**Directive**: Please copy the data below verbatim, from the line containing "List 68 of the" through the line containing "x-tick-label: 1970 xyxy=(524,549,550,559)", with both of those lines included.

Extracted records:
◆ ◆ ◆ ◆ ◆

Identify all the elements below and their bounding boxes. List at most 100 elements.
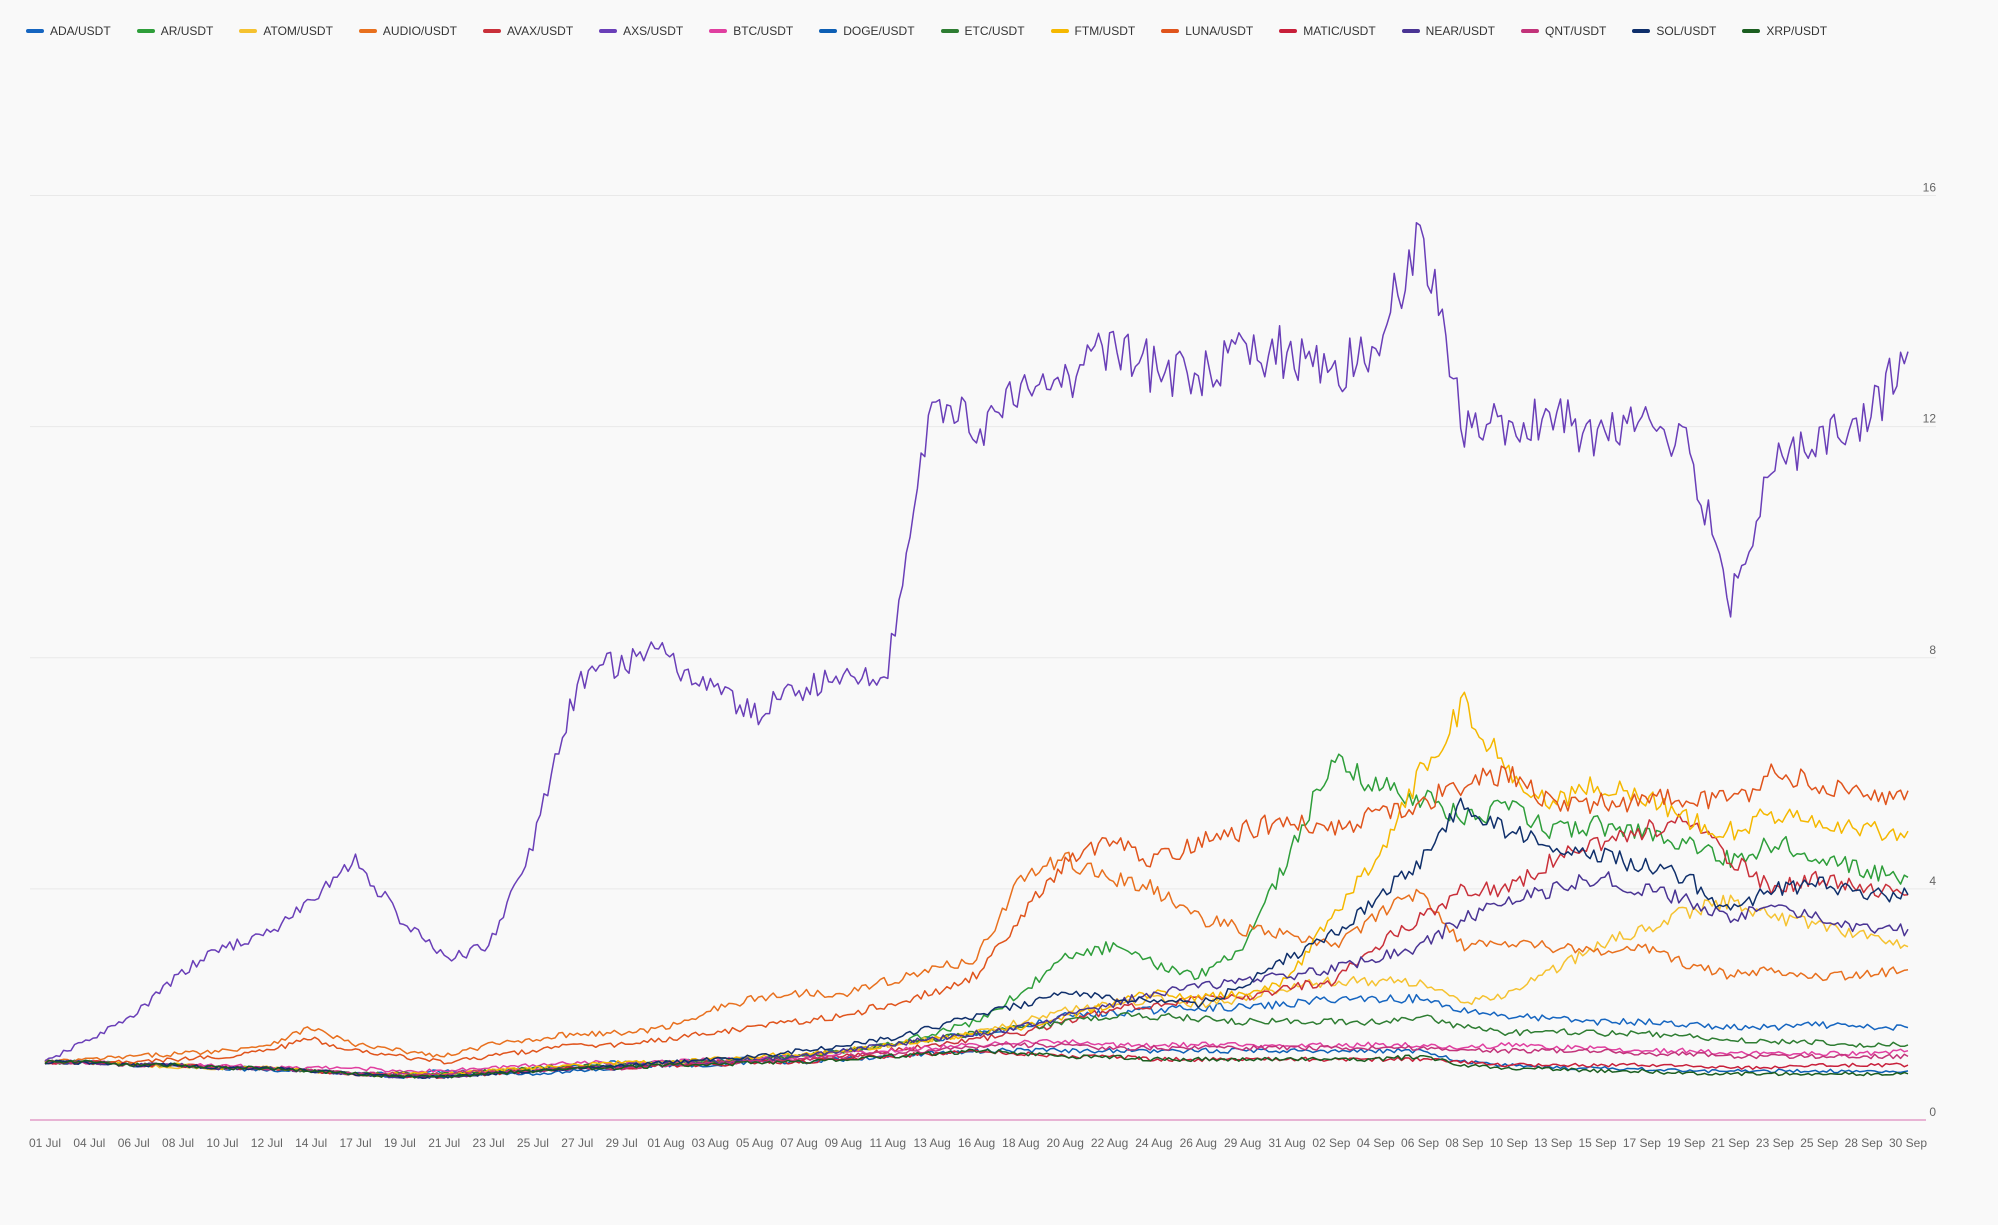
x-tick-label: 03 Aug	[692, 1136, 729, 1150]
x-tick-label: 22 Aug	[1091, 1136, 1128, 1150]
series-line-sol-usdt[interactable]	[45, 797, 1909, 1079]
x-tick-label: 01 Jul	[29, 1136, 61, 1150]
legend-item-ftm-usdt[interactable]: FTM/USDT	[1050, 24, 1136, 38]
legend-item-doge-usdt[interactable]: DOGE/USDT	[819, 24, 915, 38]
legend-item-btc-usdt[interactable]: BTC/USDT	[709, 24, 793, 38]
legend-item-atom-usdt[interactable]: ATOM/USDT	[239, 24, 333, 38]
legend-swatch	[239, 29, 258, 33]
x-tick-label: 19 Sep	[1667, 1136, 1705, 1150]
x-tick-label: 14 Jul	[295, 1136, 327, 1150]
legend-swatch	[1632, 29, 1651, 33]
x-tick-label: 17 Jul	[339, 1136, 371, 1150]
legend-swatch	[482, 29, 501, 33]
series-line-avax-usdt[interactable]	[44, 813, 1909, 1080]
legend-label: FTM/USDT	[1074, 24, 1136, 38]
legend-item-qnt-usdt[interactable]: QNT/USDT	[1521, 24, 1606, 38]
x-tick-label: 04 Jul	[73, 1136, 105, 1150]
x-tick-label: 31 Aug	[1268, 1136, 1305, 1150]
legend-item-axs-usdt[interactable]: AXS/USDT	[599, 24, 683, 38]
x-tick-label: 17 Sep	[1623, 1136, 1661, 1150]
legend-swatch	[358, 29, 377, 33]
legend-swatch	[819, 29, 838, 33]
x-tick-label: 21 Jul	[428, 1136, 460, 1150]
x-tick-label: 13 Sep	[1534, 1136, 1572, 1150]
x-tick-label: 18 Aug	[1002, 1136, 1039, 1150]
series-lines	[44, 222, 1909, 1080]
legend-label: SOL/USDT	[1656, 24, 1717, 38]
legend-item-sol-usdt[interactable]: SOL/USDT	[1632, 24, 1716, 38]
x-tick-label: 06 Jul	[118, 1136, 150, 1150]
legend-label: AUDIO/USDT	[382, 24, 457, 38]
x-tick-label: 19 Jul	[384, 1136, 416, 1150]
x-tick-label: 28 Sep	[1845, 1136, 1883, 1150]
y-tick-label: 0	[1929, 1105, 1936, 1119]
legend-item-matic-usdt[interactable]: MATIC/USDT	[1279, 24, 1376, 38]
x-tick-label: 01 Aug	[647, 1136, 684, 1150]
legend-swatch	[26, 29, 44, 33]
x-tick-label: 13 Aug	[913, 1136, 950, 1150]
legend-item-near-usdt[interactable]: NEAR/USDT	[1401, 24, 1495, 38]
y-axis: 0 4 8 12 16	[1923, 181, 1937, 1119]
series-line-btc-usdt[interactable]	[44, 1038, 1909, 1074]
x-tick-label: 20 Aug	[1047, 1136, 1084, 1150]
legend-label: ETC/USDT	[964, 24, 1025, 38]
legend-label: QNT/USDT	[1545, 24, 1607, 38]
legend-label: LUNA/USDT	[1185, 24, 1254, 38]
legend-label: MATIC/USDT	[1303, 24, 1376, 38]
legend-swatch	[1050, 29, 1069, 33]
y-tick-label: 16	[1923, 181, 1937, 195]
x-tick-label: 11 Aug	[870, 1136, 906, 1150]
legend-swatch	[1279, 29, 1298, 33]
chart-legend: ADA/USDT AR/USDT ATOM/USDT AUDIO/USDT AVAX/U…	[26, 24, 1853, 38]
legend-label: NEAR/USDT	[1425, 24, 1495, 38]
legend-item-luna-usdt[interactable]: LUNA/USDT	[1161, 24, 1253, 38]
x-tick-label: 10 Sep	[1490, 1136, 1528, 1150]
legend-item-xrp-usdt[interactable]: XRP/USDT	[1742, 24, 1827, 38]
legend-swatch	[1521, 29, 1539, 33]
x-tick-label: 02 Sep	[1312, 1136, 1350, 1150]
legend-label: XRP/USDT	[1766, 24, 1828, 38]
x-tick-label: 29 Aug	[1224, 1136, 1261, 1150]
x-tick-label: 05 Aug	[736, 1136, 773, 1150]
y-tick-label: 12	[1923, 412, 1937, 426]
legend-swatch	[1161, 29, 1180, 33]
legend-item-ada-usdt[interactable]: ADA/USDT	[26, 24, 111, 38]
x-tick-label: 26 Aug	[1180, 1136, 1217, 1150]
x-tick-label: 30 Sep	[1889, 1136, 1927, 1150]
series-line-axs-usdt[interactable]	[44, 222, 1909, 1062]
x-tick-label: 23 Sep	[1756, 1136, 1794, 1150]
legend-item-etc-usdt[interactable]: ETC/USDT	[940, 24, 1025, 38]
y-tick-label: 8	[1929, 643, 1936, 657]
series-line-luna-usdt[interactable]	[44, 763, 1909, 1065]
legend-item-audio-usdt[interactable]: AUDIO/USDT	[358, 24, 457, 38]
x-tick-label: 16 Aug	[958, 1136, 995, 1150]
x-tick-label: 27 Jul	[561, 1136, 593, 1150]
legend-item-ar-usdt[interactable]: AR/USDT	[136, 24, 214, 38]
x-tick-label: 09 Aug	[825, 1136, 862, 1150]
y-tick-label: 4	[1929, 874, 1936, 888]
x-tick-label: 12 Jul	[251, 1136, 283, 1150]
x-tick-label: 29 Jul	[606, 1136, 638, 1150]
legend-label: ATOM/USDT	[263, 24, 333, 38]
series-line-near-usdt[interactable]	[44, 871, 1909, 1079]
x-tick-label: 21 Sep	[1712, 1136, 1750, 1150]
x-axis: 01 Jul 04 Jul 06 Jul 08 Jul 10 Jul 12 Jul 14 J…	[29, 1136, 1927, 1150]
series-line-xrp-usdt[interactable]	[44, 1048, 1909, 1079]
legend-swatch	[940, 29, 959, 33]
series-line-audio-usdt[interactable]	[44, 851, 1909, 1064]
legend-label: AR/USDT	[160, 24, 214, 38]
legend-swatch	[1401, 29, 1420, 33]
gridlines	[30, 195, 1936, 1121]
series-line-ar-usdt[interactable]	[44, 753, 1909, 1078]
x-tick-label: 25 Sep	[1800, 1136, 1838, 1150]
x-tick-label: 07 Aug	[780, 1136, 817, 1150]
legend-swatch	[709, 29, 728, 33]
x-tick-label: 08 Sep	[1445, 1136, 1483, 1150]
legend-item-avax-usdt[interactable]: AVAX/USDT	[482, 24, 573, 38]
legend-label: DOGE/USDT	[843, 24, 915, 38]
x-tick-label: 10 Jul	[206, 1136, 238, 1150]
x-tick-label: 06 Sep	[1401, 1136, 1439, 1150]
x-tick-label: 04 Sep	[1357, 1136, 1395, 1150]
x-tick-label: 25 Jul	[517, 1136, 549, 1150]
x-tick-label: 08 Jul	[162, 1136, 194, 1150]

◆ ◆ ◆ ◆ ◆

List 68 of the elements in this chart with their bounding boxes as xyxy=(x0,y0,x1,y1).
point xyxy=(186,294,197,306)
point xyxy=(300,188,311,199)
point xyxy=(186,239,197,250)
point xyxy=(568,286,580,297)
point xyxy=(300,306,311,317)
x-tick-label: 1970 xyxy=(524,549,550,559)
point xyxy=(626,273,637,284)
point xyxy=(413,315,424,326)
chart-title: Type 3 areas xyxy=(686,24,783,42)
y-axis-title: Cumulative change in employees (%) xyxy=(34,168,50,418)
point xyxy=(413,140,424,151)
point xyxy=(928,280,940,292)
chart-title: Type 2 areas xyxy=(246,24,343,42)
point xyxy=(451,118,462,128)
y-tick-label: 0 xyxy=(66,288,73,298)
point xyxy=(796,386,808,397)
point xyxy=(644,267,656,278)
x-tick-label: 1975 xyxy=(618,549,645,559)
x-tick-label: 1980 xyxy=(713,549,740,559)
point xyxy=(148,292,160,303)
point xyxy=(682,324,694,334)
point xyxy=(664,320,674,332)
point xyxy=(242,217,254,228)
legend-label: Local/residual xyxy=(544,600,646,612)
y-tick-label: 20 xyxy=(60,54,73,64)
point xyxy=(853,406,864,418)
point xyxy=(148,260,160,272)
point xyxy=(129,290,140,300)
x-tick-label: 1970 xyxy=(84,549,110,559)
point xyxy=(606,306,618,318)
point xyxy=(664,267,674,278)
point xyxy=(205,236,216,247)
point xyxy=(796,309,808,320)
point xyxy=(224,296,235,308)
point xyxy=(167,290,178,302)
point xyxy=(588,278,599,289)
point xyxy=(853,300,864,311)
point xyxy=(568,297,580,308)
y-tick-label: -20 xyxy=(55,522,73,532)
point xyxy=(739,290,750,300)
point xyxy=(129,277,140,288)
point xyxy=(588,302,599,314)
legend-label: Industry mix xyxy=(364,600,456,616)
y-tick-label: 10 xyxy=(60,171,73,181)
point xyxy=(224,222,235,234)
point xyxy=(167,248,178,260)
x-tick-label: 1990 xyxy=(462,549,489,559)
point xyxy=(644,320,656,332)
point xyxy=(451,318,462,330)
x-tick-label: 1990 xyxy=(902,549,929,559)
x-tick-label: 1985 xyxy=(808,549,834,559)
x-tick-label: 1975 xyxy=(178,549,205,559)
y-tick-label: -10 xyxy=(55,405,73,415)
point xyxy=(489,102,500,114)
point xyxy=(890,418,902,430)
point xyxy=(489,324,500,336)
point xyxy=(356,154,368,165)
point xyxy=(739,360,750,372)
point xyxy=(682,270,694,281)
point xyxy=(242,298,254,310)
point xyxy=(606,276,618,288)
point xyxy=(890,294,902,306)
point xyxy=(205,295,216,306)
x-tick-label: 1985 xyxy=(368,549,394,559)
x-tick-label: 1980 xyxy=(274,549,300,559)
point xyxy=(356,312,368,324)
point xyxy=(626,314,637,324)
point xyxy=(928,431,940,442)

◆ ◆ ◆ ◆ ◆

**Complete response**:
List 68 of the elements in this chart with their bounding boxes as xyxy=(x0,y0,x1,y1).
point xyxy=(186,294,197,306)
point xyxy=(300,188,311,199)
point xyxy=(186,239,197,250)
point xyxy=(568,286,580,297)
point xyxy=(300,306,311,317)
x-tick-label: 1970 xyxy=(524,549,550,559)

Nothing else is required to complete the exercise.